- **Problem**:
Rewrite all of the data below with every "divider" replaced by "separator" and everything else left unchanged. Leave the pictures out of your answer.

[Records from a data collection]
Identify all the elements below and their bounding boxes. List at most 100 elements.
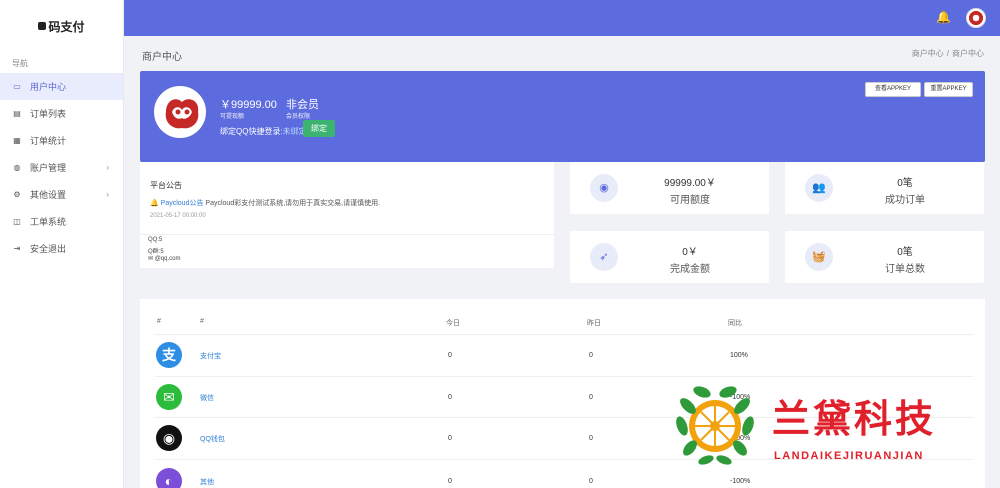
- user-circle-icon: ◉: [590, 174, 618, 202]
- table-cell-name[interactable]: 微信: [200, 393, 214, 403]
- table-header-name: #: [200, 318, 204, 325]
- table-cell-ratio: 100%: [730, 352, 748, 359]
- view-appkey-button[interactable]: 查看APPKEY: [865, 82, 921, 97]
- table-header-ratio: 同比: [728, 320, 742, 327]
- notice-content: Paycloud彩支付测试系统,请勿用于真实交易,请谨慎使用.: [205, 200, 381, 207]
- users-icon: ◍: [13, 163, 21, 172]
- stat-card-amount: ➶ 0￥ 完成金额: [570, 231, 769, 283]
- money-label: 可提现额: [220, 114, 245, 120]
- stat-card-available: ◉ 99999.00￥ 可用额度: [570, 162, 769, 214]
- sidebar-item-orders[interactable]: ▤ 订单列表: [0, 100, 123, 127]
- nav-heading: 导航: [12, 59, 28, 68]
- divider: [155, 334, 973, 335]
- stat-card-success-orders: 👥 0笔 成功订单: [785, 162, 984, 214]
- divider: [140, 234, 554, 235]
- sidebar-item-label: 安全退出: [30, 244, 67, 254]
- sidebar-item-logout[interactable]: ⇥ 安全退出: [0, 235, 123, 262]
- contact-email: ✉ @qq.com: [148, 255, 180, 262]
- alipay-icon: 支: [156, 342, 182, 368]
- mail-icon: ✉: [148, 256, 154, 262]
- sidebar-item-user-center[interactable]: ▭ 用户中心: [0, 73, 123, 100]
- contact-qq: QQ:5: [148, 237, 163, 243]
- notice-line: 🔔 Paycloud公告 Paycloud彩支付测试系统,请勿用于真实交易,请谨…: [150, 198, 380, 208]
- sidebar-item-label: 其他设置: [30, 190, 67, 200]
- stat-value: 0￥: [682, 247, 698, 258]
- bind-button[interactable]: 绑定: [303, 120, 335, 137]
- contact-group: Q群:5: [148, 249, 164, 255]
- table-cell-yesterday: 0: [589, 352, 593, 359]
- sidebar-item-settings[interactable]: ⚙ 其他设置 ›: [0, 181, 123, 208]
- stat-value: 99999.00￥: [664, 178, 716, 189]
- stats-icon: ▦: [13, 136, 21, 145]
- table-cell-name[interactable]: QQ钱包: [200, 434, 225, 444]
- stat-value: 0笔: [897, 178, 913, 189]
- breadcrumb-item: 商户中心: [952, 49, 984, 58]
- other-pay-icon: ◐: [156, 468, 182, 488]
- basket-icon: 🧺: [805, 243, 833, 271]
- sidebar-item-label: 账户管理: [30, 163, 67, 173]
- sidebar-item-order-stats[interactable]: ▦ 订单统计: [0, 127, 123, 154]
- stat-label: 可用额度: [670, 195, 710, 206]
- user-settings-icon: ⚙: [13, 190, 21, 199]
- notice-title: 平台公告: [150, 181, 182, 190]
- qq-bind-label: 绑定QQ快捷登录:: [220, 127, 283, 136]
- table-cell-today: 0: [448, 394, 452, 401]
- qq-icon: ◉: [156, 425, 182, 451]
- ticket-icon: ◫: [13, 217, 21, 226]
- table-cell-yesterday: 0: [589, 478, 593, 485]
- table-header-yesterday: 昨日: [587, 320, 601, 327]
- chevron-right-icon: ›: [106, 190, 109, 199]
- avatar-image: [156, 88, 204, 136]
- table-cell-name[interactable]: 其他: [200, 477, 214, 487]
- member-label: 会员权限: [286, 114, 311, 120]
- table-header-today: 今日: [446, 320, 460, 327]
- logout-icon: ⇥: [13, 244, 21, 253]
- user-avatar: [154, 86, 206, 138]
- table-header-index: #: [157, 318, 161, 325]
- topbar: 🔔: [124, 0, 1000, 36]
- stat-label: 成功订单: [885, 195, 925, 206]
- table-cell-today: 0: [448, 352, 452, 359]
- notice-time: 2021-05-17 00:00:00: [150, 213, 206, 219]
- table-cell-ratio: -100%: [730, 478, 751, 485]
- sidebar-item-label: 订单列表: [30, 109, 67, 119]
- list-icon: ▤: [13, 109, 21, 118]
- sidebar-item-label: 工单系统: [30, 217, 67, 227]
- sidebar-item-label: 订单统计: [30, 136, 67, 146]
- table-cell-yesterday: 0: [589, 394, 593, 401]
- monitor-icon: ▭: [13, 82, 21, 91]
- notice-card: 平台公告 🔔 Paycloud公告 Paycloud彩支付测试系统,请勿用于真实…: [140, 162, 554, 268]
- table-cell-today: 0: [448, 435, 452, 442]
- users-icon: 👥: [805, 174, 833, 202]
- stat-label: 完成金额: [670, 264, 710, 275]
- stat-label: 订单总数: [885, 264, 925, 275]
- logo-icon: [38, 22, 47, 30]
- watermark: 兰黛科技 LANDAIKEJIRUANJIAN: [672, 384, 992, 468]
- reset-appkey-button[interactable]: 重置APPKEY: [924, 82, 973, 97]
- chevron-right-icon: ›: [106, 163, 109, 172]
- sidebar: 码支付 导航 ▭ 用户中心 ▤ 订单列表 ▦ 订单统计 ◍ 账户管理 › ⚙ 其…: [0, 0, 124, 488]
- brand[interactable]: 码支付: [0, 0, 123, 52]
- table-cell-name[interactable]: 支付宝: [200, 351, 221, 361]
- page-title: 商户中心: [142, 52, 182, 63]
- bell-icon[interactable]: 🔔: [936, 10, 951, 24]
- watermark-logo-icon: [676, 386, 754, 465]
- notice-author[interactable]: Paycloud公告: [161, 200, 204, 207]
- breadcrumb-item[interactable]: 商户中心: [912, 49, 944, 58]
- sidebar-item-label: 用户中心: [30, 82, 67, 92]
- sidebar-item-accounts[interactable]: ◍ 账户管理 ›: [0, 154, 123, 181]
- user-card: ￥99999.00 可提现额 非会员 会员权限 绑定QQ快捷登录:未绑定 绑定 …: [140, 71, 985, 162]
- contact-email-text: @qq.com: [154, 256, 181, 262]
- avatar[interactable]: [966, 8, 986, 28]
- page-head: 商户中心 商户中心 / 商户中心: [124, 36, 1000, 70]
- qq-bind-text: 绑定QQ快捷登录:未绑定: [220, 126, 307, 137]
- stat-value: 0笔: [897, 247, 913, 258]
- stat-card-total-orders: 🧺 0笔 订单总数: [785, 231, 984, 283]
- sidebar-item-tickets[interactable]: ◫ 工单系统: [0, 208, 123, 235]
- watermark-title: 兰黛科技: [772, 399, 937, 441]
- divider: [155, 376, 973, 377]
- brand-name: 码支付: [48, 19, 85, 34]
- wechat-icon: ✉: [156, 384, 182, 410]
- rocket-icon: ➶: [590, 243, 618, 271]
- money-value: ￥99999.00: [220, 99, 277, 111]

- **The output**:
Identify all the elements below and their bounding boxes. List at most 100 elements.
- user-circle-icon: ◉: [590, 174, 618, 202]
- table-cell-name[interactable]: 微信: [200, 393, 214, 403]
- table-header-name: #: [200, 318, 204, 325]
- table-cell-ratio: 100%: [730, 352, 748, 359]
- view-appkey-button[interactable]: 查看APPKEY: [865, 82, 921, 97]
- table-header-ratio: 同比: [728, 320, 742, 327]
- notice-content: Paycloud彩支付测试系统,请勿用于真实交易,请谨慎使用.: [205, 200, 381, 207]
- users-icon: ◍: [13, 163, 21, 172]
- stat-card-amount: ➶ 0￥ 完成金额: [570, 231, 769, 283]
- money-label: 可提现额: [220, 114, 245, 120]
- stat-card-available: ◉ 99999.00￥ 可用额度: [570, 162, 769, 214]
- sidebar-item-orders[interactable]: ▤ 订单列表: [0, 100, 123, 127]
- nav-heading: 导航: [12, 59, 28, 68]
- separator: [155, 334, 973, 335]
- stat-card-success-orders: 👥 0笔 成功订单: [785, 162, 984, 214]
- separator: [140, 234, 554, 235]
- sidebar-item-label: 安全退出: [30, 244, 67, 254]
- sidebar-item-logout[interactable]: ⇥ 安全退出: [0, 235, 123, 262]
- contact-email: ✉ @qq.com: [148, 255, 180, 262]
- alipay-icon: 支: [156, 342, 182, 368]
- mail-icon: ✉: [148, 256, 154, 262]
- sidebar-item-user-center[interactable]: ▭ 用户中心: [0, 73, 123, 100]
- contact-qq: QQ:5: [148, 237, 163, 243]
- notice-line: 🔔 Paycloud公告 Paycloud彩支付测试系统,请勿用于真实交易,请谨…: [150, 198, 380, 208]
- sidebar-item-label: 其他设置: [30, 190, 67, 200]
- stat-value: 0￥: [682, 247, 698, 258]
- bind-button[interactable]: 绑定: [303, 120, 335, 137]
- contact-group: Q群:5: [148, 249, 164, 255]
- table-cell-yesterday: 0: [589, 352, 593, 359]
- sidebar-item-settings[interactable]: ⚙ 其他设置 ›: [0, 181, 123, 208]
- stat-value: 99999.00￥: [664, 178, 716, 189]
- stats-icon: ▦: [13, 136, 21, 145]
- table-cell-name[interactable]: QQ钱包: [200, 434, 225, 444]
- stat-value: 0笔: [897, 178, 913, 189]
- breadcrumb-item: 商户中心: [952, 49, 984, 58]
- other-pay-icon: ◐: [156, 468, 182, 488]
- basket-icon: 🧺: [805, 243, 833, 271]
- sidebar-item-label: 账户管理: [30, 163, 67, 173]
- sidebar-item-order-stats[interactable]: ▦ 订单统计: [0, 127, 123, 154]
- stat-label: 可用额度: [670, 195, 710, 206]
- user-settings-icon: ⚙: [13, 190, 21, 199]
- notice-title: 平台公告: [150, 181, 182, 190]
- qq-bind-label: 绑定QQ快捷登录:: [220, 127, 283, 136]
- table-cell-today: 0: [448, 394, 452, 401]
- qq-icon: ◉: [156, 425, 182, 451]
- ticket-icon: ◫: [13, 217, 21, 226]
- table-cell-yesterday: 0: [589, 478, 593, 485]
- table-header-yesterday: 昨日: [587, 320, 601, 327]
- chevron-right-icon: ›: [106, 190, 109, 199]
- avatar-image: [156, 88, 204, 136]
- table-cell-name[interactable]: 其他: [200, 477, 214, 487]
- member-label: 会员权限: [286, 114, 311, 120]
- table-header-today: 今日: [446, 320, 460, 327]
- logout-icon: ⇥: [13, 244, 21, 253]
- user-avatar: [154, 86, 206, 138]
- table-header-index: #: [157, 318, 161, 325]
- topbar: 🔔: [124, 0, 1000, 36]
- stat-label: 成功订单: [885, 195, 925, 206]
- table-cell-today: 0: [448, 352, 452, 359]
- notice-time: 2021-05-17 00:00:00: [150, 213, 206, 219]
- table-cell-ratio: -100%: [730, 478, 751, 485]
- sidebar-item-label: 订单列表: [30, 109, 67, 119]
- list-icon: ▤: [13, 109, 21, 118]
- sidebar-item-label: 工单系统: [30, 217, 67, 227]
- sidebar-item-label: 订单统计: [30, 136, 67, 146]
- table-cell-yesterday: 0: [589, 394, 593, 401]
- monitor-icon: ▭: [13, 82, 21, 91]
- notice-card: 平台公告 🔔 Paycloud公告 Paycloud彩支付测试系统,请勿用于真实…: [140, 162, 554, 268]
- table-cell-today: 0: [448, 435, 452, 442]
- users-icon: 👥: [805, 174, 833, 202]
- stat-label: 完成金额: [670, 264, 710, 275]
- stat-label: 订单总数: [885, 264, 925, 275]
- logo-icon: [38, 22, 47, 30]
- watermark: 兰黛科技 LANDAIKEJIRUANJIAN: [672, 384, 992, 468]
- reset-appkey-button[interactable]: 重置APPKEY: [924, 82, 973, 97]
- chevron-right-icon: ›: [106, 163, 109, 172]
- sidebar: 码支付 导航 ▭ 用户中心 ▤ 订单列表 ▦ 订单统计 ◍ 账户管理 › ⚙ 其…: [0, 0, 124, 488]
- brand[interactable]: 码支付: [0, 0, 123, 52]
- table-cell-name[interactable]: 支付宝: [200, 351, 221, 361]
- page-title: 商户中心: [142, 52, 182, 63]
- bell-icon[interactable]: 🔔: [936, 10, 951, 24]
- watermark-logo-icon: [676, 386, 754, 465]
- notice-author[interactable]: Paycloud公告: [161, 200, 204, 207]
- breadcrumb-item[interactable]: 商户中心: [912, 49, 944, 58]
- sidebar-item-label: 用户中心: [30, 82, 67, 92]
- sidebar-item-accounts[interactable]: ◍ 账户管理 ›: [0, 154, 123, 181]
- user-card: ￥99999.00 可提现额 非会员 会员权限 绑定QQ快捷登录:未绑定 绑定 …: [140, 71, 985, 162]
- contact-email-text: @qq.com: [154, 256, 181, 262]
- avatar[interactable]: [966, 8, 986, 28]
- page-head: 商户中心 商户中心 / 商户中心: [124, 36, 1000, 70]
- qq-bind-text: 绑定QQ快捷登录:未绑定: [220, 126, 307, 137]
- stat-value: 0笔: [897, 247, 913, 258]
- stat-card-total-orders: 🧺 0笔 订单总数: [785, 231, 984, 283]
- sidebar-item-tickets[interactable]: ◫ 工单系统: [0, 208, 123, 235]
- watermark-title: 兰黛科技: [772, 399, 937, 441]
- separator: [155, 376, 973, 377]
- brand-name: 码支付: [48, 19, 85, 34]
- wechat-icon: ✉: [156, 384, 182, 410]
- rocket-icon: ➶: [590, 243, 618, 271]
- money-value: ￥99999.00: [220, 99, 277, 111]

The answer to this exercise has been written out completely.